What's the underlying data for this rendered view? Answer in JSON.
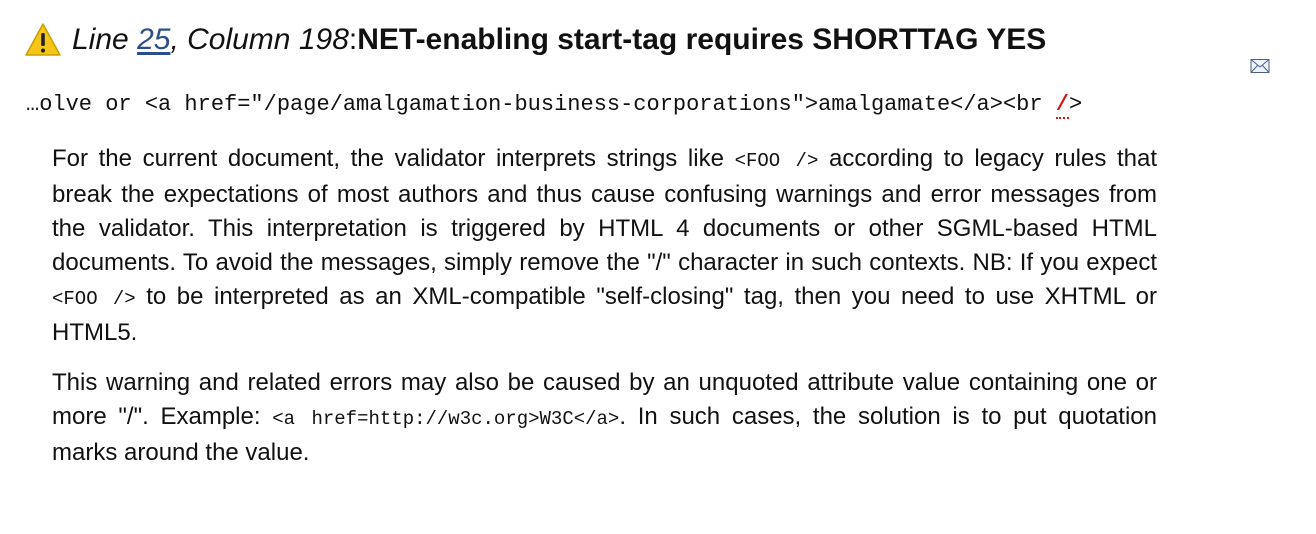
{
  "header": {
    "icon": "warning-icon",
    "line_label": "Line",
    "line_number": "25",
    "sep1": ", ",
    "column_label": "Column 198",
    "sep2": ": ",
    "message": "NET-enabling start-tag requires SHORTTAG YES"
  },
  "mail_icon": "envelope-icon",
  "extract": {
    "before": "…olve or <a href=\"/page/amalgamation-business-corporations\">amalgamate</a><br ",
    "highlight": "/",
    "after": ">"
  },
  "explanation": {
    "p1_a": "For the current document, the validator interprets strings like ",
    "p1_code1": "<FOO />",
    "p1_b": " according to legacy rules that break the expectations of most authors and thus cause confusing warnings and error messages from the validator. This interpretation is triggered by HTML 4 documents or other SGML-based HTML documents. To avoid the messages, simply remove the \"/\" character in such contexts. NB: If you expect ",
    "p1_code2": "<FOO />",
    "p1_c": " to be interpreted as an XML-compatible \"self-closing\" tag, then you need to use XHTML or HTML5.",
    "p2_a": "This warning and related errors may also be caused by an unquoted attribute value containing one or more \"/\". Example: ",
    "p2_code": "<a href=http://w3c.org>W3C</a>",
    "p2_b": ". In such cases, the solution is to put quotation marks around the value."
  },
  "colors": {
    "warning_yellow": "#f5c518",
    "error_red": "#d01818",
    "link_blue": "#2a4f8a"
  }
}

--

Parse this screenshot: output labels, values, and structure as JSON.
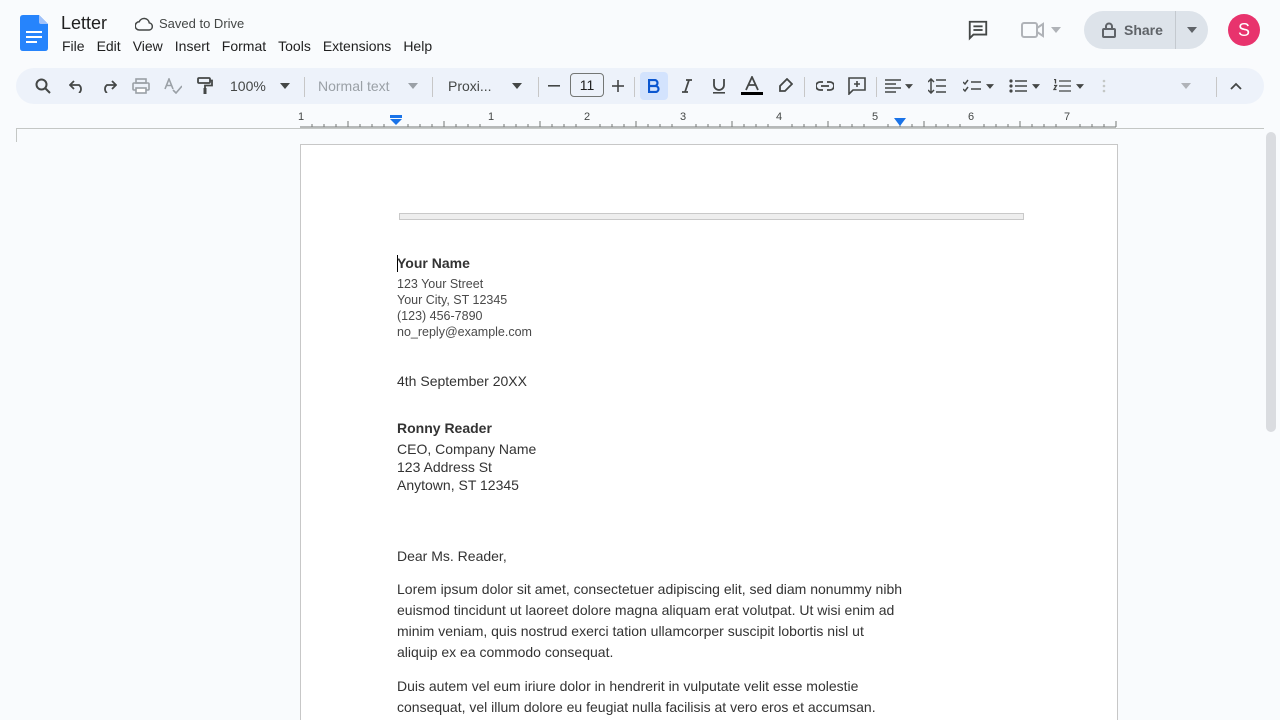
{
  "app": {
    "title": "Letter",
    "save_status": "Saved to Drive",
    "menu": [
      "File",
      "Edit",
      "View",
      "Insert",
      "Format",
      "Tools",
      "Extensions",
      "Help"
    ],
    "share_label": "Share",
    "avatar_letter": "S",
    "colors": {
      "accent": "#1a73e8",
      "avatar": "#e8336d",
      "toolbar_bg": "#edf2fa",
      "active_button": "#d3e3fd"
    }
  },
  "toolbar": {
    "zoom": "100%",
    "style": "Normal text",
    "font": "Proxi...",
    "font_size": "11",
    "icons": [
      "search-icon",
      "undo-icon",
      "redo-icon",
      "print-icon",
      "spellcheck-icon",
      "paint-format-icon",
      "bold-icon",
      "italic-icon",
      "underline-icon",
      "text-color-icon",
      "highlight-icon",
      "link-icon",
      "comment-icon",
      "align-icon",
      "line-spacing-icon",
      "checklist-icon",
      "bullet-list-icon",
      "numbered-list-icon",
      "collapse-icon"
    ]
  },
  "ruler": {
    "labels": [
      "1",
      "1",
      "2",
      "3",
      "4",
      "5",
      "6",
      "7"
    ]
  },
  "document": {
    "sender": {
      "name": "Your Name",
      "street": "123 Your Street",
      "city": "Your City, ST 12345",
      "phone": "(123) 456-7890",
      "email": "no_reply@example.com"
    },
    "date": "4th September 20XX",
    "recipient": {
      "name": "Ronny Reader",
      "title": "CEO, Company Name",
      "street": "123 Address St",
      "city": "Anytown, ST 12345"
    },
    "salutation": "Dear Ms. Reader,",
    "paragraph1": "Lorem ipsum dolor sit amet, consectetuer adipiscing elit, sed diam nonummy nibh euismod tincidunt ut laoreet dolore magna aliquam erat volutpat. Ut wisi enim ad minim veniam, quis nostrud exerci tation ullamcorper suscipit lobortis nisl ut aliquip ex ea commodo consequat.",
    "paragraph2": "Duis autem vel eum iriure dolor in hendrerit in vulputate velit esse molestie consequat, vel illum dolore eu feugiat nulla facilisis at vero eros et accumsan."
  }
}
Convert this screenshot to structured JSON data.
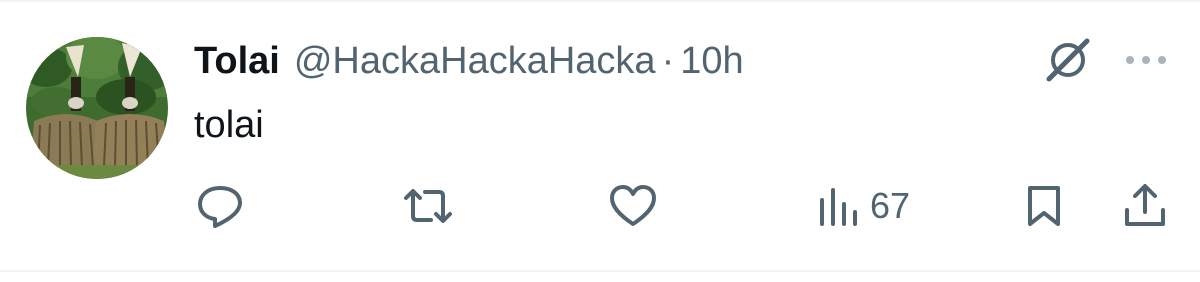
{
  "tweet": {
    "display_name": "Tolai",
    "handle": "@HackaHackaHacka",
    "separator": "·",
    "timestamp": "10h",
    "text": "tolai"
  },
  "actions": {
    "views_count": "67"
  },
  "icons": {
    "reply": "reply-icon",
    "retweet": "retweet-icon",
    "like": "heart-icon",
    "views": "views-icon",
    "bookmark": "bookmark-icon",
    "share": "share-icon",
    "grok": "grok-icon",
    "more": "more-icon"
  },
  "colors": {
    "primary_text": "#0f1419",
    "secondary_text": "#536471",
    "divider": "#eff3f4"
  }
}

--

Short task: All lines of the data above that include the word "JSON" must be shown.

In response:
What's the underlying data for this rendered view? Answer in JSON.
Parse this screenshot: output labels, values, and structure as JSON.
Convert this screenshot to structured JSON data.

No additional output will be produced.